Stored entries:
___

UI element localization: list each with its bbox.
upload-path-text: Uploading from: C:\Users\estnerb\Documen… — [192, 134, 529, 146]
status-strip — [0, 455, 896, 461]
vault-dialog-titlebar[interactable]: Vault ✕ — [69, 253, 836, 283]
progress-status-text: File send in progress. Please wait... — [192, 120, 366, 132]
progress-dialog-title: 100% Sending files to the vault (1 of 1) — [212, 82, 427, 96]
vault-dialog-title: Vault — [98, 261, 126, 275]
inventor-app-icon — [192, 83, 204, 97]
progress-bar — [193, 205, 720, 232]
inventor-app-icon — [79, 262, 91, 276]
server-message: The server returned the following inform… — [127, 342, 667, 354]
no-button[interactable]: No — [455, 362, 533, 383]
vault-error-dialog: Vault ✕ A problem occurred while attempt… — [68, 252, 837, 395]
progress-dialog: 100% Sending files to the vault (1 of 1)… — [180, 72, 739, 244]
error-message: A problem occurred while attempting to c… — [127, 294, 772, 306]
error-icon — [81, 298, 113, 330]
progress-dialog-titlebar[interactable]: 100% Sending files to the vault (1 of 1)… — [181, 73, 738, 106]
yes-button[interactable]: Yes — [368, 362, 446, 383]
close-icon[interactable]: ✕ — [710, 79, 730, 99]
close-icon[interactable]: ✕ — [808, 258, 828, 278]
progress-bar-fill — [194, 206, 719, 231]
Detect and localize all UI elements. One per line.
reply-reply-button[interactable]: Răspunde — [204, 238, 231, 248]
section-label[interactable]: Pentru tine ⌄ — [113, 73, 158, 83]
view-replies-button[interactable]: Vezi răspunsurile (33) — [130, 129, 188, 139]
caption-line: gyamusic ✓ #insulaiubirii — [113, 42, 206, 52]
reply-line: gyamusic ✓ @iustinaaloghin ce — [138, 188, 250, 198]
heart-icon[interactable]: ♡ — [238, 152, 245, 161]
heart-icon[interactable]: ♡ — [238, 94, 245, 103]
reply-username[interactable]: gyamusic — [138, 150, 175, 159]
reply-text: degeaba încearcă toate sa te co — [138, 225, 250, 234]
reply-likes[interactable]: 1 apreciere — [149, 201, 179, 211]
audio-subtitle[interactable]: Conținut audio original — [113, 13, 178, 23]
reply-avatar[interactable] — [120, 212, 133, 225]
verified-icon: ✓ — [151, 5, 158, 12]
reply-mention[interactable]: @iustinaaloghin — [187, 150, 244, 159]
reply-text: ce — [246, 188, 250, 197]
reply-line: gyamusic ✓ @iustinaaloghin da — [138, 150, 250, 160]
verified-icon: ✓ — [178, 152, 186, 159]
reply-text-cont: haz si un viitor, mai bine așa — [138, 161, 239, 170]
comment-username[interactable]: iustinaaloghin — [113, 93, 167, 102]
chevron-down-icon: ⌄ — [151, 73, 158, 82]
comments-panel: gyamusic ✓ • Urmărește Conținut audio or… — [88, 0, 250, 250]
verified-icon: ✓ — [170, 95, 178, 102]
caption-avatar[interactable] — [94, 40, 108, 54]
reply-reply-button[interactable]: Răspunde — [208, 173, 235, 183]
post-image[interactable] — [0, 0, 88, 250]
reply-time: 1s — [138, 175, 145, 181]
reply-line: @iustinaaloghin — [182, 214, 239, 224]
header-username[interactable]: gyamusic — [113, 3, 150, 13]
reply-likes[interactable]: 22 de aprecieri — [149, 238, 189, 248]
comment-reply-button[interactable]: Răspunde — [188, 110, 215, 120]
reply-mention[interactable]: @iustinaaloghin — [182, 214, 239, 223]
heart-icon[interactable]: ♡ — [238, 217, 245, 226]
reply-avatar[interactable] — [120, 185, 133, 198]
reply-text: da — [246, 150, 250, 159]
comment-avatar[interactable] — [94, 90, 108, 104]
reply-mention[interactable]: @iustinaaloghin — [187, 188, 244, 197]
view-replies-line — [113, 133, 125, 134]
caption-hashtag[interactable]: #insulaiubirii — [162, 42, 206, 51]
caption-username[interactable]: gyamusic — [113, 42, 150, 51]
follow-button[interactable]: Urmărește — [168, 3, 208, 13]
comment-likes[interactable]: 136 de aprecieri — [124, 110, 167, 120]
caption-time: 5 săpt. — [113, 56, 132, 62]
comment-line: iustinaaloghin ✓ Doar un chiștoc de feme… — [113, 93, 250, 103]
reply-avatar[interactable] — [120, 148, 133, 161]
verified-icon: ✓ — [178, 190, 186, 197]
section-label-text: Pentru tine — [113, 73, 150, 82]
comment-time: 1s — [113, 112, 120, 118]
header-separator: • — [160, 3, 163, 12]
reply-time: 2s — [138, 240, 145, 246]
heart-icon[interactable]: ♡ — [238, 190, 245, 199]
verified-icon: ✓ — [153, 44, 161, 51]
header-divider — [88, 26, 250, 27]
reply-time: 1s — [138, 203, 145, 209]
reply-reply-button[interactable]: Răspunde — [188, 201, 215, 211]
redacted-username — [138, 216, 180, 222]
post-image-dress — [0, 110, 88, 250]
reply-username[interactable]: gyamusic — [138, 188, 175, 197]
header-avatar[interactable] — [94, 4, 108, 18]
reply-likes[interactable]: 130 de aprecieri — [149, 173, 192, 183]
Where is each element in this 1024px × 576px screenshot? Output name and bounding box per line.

___

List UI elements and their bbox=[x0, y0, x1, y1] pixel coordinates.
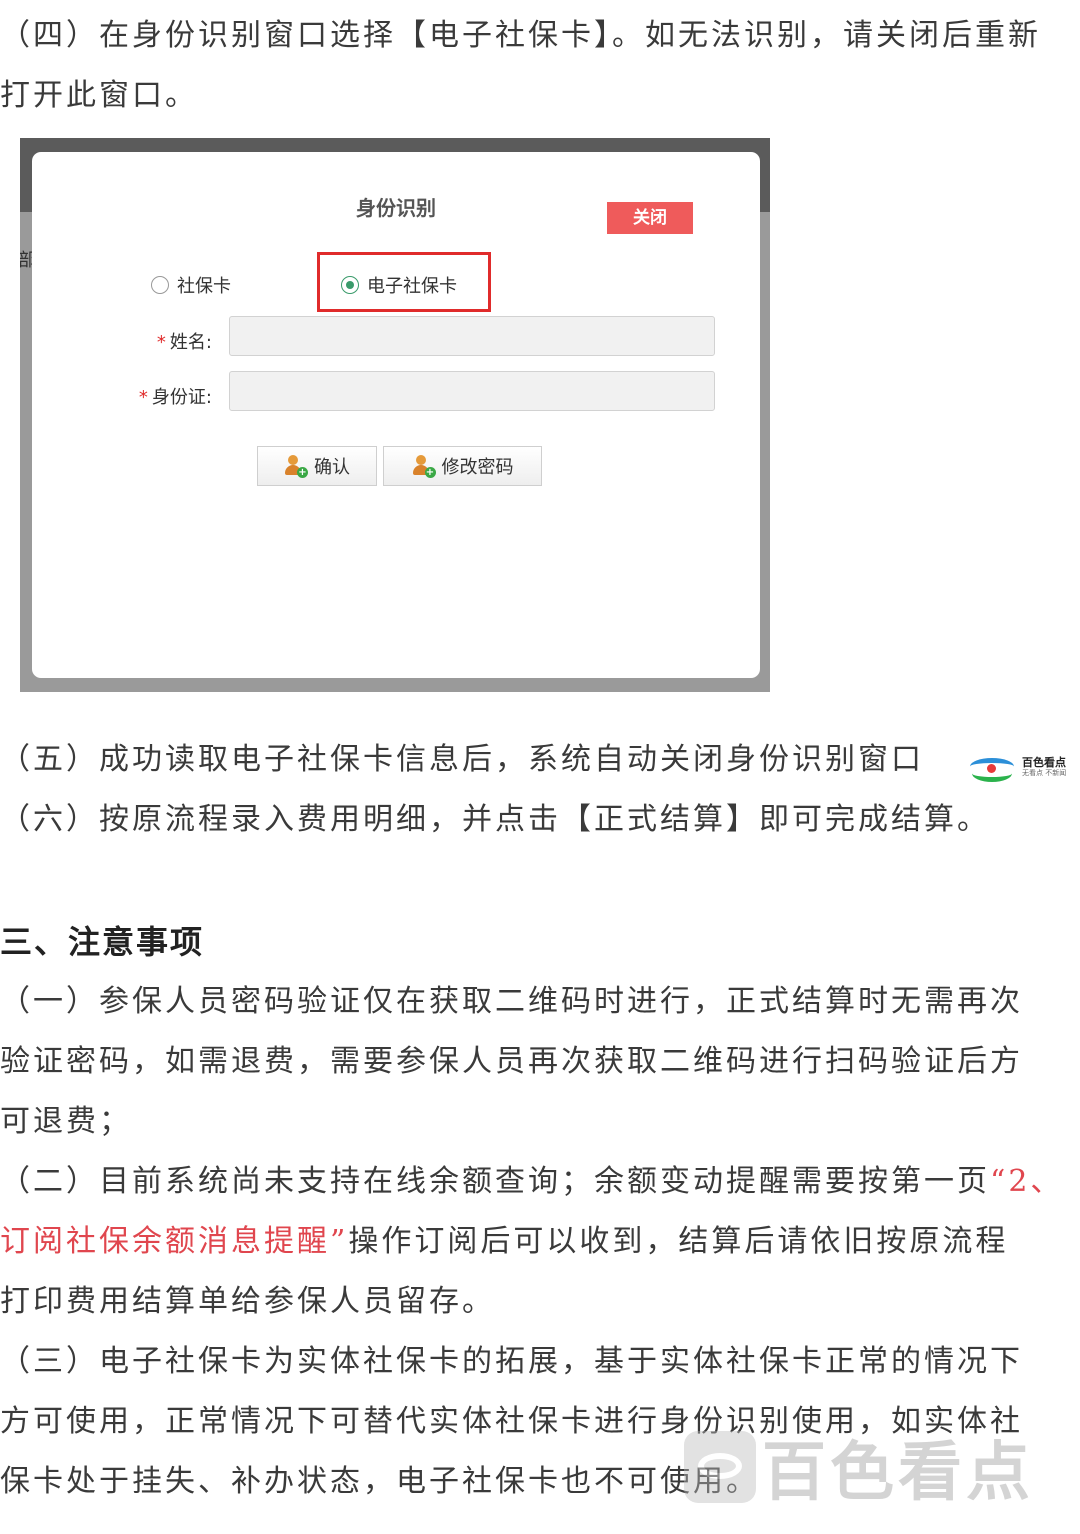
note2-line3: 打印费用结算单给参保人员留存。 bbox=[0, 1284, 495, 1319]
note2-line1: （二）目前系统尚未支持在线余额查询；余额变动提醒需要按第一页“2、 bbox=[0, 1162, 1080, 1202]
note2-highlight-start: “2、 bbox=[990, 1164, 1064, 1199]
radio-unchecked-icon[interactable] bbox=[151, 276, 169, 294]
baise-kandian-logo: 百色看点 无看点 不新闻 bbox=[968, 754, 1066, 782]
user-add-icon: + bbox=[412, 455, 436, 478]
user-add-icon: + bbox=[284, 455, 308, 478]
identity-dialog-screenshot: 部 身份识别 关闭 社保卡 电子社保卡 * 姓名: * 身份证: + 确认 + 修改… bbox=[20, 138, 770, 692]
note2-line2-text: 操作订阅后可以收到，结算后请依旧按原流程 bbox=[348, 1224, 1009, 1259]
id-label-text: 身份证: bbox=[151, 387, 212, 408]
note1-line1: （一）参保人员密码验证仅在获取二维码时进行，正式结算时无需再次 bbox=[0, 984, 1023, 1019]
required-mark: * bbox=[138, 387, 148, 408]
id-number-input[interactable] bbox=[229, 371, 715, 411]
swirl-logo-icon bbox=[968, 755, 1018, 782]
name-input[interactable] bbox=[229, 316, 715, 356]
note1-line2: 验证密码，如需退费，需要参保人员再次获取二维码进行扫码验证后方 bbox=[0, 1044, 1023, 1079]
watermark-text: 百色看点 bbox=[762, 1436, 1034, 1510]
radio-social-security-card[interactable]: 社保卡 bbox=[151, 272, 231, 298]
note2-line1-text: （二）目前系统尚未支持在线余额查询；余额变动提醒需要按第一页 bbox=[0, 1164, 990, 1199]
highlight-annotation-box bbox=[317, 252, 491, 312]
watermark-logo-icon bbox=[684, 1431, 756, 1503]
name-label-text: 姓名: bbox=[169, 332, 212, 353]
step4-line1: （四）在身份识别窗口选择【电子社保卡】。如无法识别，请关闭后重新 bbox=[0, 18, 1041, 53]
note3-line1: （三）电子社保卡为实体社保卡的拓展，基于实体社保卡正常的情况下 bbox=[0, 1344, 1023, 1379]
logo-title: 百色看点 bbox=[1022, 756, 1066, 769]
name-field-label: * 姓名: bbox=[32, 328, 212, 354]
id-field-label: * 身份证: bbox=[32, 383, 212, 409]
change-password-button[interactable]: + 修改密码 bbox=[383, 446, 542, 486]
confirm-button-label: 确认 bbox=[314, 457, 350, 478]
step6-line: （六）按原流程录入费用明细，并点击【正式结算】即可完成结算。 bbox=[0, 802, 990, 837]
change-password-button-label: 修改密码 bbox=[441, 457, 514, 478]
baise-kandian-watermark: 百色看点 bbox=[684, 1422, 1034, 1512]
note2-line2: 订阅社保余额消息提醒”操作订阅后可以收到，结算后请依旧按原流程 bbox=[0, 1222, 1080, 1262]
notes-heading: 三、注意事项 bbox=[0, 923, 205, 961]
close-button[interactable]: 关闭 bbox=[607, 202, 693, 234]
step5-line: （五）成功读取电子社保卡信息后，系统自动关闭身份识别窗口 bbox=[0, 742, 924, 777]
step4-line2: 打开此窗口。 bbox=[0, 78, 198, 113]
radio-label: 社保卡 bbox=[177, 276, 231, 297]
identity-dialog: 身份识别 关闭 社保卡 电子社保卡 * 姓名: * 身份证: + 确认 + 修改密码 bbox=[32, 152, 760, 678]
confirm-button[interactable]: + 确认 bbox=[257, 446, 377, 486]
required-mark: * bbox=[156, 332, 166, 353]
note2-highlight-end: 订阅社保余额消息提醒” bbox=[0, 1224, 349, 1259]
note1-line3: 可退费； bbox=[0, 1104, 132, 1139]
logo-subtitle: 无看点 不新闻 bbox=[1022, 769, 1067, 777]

___

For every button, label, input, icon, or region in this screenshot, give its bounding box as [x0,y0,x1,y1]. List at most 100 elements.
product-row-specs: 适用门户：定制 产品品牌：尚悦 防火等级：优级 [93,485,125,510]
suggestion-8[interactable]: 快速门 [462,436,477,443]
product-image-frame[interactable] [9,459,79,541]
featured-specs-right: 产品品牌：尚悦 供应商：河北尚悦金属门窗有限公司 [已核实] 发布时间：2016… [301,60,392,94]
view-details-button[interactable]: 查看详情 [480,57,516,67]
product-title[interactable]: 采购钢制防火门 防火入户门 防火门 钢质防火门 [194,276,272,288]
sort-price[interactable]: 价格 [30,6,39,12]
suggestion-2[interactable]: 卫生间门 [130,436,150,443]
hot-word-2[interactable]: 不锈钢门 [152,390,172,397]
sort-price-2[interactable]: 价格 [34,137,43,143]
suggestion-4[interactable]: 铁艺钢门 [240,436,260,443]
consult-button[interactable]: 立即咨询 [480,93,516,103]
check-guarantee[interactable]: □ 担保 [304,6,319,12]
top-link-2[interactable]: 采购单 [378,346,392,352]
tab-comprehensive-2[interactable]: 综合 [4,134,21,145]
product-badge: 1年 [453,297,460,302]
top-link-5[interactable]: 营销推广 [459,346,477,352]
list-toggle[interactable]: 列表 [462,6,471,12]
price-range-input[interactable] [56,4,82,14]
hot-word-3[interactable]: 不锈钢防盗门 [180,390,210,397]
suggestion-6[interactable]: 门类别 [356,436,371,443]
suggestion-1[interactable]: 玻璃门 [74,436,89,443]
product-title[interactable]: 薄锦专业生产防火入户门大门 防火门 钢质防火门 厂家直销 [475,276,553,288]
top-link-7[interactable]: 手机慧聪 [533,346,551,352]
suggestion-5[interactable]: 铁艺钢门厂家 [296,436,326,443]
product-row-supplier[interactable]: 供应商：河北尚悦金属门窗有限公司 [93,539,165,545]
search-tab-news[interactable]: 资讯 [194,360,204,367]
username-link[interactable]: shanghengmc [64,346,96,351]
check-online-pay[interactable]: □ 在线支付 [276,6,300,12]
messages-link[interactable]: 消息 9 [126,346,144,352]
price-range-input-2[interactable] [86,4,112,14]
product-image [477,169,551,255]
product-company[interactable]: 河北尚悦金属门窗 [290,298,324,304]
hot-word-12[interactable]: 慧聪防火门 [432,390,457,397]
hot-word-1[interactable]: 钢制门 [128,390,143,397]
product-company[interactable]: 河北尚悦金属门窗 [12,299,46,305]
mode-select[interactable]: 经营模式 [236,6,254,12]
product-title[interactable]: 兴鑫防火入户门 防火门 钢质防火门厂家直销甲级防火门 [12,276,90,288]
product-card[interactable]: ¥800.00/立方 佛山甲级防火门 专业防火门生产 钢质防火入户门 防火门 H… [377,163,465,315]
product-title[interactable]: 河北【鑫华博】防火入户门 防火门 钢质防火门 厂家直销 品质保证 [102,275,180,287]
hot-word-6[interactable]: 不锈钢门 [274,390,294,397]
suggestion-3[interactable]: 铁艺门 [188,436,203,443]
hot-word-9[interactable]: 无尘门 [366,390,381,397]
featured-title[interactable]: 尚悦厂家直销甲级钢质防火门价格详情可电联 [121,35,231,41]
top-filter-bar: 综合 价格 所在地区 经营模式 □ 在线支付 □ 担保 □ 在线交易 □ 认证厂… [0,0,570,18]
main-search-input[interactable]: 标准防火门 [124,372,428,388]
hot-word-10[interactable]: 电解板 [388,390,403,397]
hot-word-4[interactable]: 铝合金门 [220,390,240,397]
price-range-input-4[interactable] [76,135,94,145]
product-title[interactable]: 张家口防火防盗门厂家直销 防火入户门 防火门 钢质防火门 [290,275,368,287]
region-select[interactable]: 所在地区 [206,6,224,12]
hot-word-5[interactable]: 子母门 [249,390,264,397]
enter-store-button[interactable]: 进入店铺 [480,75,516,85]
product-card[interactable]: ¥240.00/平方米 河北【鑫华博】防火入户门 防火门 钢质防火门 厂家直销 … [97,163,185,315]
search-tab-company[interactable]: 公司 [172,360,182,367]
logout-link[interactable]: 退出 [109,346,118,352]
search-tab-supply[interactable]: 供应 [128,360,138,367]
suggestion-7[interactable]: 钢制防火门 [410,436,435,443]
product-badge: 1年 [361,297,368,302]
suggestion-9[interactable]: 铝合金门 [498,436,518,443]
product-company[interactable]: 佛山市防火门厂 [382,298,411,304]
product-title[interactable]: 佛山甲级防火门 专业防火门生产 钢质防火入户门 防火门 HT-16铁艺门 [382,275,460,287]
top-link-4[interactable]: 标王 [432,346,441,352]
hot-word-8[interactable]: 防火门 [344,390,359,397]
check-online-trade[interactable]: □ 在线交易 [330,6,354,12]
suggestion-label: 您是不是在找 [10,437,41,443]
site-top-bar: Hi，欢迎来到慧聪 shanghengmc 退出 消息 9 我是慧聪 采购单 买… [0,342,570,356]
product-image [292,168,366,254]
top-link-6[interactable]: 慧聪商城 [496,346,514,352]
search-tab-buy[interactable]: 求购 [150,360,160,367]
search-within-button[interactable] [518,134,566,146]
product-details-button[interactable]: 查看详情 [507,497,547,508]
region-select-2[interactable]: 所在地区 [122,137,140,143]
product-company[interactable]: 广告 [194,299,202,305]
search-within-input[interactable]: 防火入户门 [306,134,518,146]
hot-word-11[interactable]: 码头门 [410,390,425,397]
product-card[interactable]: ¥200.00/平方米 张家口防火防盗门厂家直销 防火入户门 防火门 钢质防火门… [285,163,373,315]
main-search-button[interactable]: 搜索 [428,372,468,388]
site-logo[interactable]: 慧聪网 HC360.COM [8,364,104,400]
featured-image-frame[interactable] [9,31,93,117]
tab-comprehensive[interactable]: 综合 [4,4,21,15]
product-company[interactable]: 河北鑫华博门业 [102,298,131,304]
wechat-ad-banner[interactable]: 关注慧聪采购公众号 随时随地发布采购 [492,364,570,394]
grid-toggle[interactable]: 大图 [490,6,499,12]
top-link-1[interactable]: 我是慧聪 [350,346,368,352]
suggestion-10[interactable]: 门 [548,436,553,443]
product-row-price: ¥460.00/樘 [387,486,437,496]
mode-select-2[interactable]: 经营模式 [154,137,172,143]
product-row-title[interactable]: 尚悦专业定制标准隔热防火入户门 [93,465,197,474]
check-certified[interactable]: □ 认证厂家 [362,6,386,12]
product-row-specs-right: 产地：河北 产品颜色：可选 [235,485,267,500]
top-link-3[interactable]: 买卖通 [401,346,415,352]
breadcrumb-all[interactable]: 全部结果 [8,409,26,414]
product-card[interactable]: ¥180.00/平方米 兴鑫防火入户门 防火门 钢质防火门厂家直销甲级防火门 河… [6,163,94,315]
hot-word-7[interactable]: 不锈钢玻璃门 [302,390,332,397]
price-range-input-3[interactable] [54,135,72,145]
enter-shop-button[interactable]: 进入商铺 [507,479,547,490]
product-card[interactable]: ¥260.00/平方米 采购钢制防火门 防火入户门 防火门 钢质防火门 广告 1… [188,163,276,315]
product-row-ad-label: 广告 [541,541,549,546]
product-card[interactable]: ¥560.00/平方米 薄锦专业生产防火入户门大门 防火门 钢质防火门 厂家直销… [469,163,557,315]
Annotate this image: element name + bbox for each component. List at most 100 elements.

___

— PROBLEM TO SOLVE —
Repeat everything from the line containing "UI element localization: list" down to the line containing "vault-dialog-titlebar[interactable]: Vault ✕", both of those lines included.

— EXPECTED ANSWER —
UI element localization: list each with its bbox.
upload-path-text: Uploading from: C:\Users\estnerb\Documen… — [192, 134, 529, 146]
status-strip — [0, 455, 896, 461]
vault-dialog-titlebar[interactable]: Vault ✕ — [69, 253, 836, 283]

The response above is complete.